**Objective**
Find each line containing the string "from" and return it.
>> Start
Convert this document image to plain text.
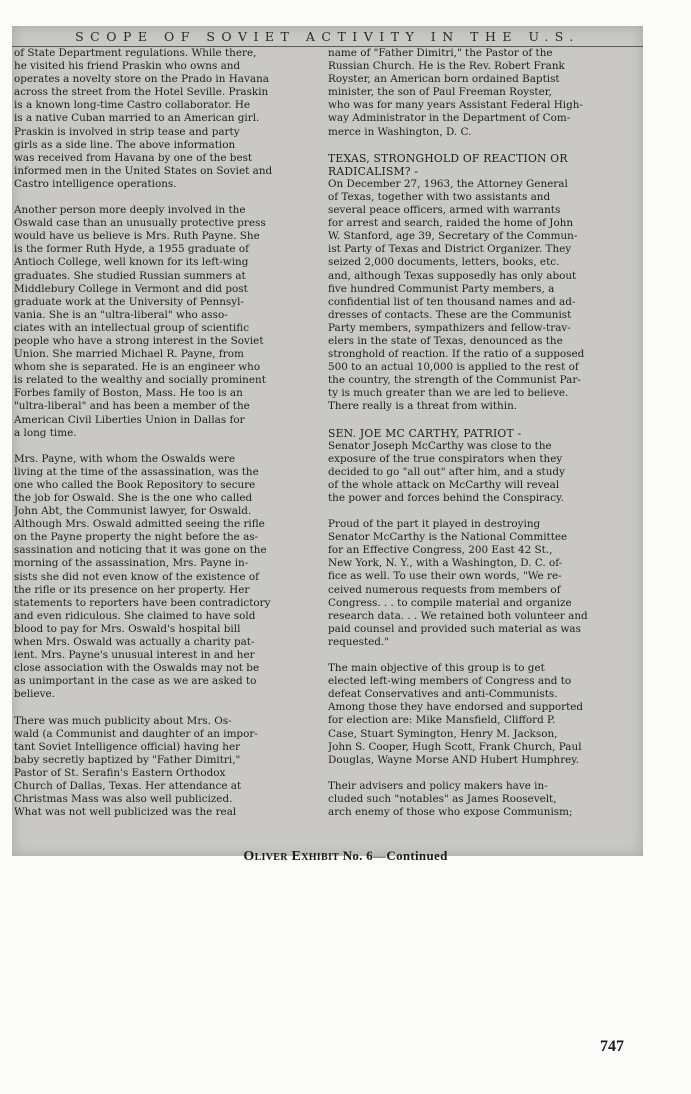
SCOPE OF SOVIET ACTIVITY IN THE U.S.
of State Department regulations. While there,
he visited his friend Praskin who owns and
operates a novelty store on the Prado in Havana
across the street from the Hotel Seville. Praskin
is a known long-time Castro collaborator. He
is a native Cuban married to an American girl.
Praskin is involved in strip tease and party
girls as a side line. The above information
was received from Havana by one of the best
informed men in the United States on Soviet and
Castro intelligence operations.
Another person more deeply involved in the
Oswald case than an unusually protective press
would have us believe is Mrs. Ruth Payne. She
is the former Ruth Hyde, a 1955 graduate of
Antioch College, well known for its left-wing
graduates. She studied Russian summers at
Middlebury College in Vermont and did post
graduate work at the University of Pennsyl-
vania. She is an "ultra-liberal" who asso-
ciates with an intellectual group of scientific
people who have a strong interest in the Soviet
Union. She married Michael R. Payne, from
whom she is separated. He is an engineer who
is related to the wealthy and socially prominent
Forbes family of Boston, Mass. He too is an
"ultra-liberal" and has been a member of the
American Civil Liberties Union in Dallas for
a long time.
Mrs. Payne, with whom the Oswalds were
living at the time of the assassination, was the
one who called the Book Repository to secure
the job for Oswald. She is the one who called
John Abt, the Communist lawyer, for Oswald.
Although Mrs. Oswald admitted seeing the rifle
on the Payne property the night before the as-
sassination and noticing that it was gone on the
morning of the assassination, Mrs. Payne in-
sists she did not even know of the existence of
the rifle or its presence on her property. Her
statements to reporters have been contradictory
and even ridiculous. She claimed to have sold
blood to pay for Mrs. Oswald's hospital bill
when Mrs. Oswald was actually a charity pat-
ient. Mrs. Payne's unusual interest in and her
close association with the Oswalds may not be
as unimportant in the case as we are asked to
believe.
There was much publicity about Mrs. Os-
wald (a Communist and daughter of an impor-
tant Soviet Intelligence official) having her
baby secretly baptized by "Father Dimitri,"
Pastor of St. Serafin's Eastern Orthodox
Church of Dallas, Texas. Her attendance at
Christmas Mass was also well publicized.
What was not well publicized was the real
name of "Father Dimitri," the Pastor of the
Russian Church. He is the Rev. Robert Frank
Royster, an American born ordained Baptist
minister, the son of Paul Freeman Royster,
who was for many years Assistant Federal High-
way Administrator in the Department of Com-
merce in Washington, D. C.
TEXAS, STRONGHOLD OF REACTION OR
RADICALISM? -
On December 27, 1963, the Attorney General
of Texas, together with two assistants and
several peace officers, armed with warrants
for arrest and search, raided the home of John
W. Stanford, age 39, Secretary of the Commun-
ist Party of Texas and District Organizer. They
seized 2,000 documents, letters, books, etc.
and, although Texas supposedly has only about
five hundred Communist Party members, a
confidential list of ten thousand names and ad-
dresses of contacts. These are the Communist
Party members, sympathizers and fellow-trav-
elers in the state of Texas, denounced as the
stronghold of reaction. If the ratio of a supposed
500 to an actual 10,000 is applied to the rest of
the country, the strength of the Communist Par-
ty is much greater than we are led to believe.
There really is a threat from within.
SEN. JOE MC CARTHY, PATRIOT -
Senator Joseph McCarthy was close to the
exposure of the true conspirators when they
decided to go "all out" after him, and a study
of the whole attack on McCarthy will reveal
the power and forces behind the Conspiracy.
Proud of the part it played in destroying
Senator McCarthy is the National Committee
for an Effective Congress, 200 East 42 St.,
New York, N. Y., with a Washington, D. C. of-
fice as well. To use their own words, "We re-
ceived numerous requests from members of
Congress. . . to compile material and organize
research data. . . We retained both volunteer and
paid counsel and provided such material as was
requested."
The main objective of this group is to get
elected left-wing members of Congress and to
defeat Conservatives and anti-Communists.
Among those they have endorsed and supported
for election are: Mike Mansfield, Clifford P.
Case, Stuart Symington, Henry M. Jackson,
John S. Cooper, Hugh Scott, Frank Church, Paul
Douglas, Wayne Morse AND Hubert Humphrey.
Their advisers and policy makers have in-
cluded such "notables" as James Roosevelt,
arch enemy of those who expose Communism;
Oliver Exhibit No. 6—Continued
747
>> End
**Solution for this exercise**
across the street from the Hotel Seville. Praskin
was received from Havana by one of the best
Union. She married Michael R. Payne, from
There really is a threat from within.
ceived numerous requests from members of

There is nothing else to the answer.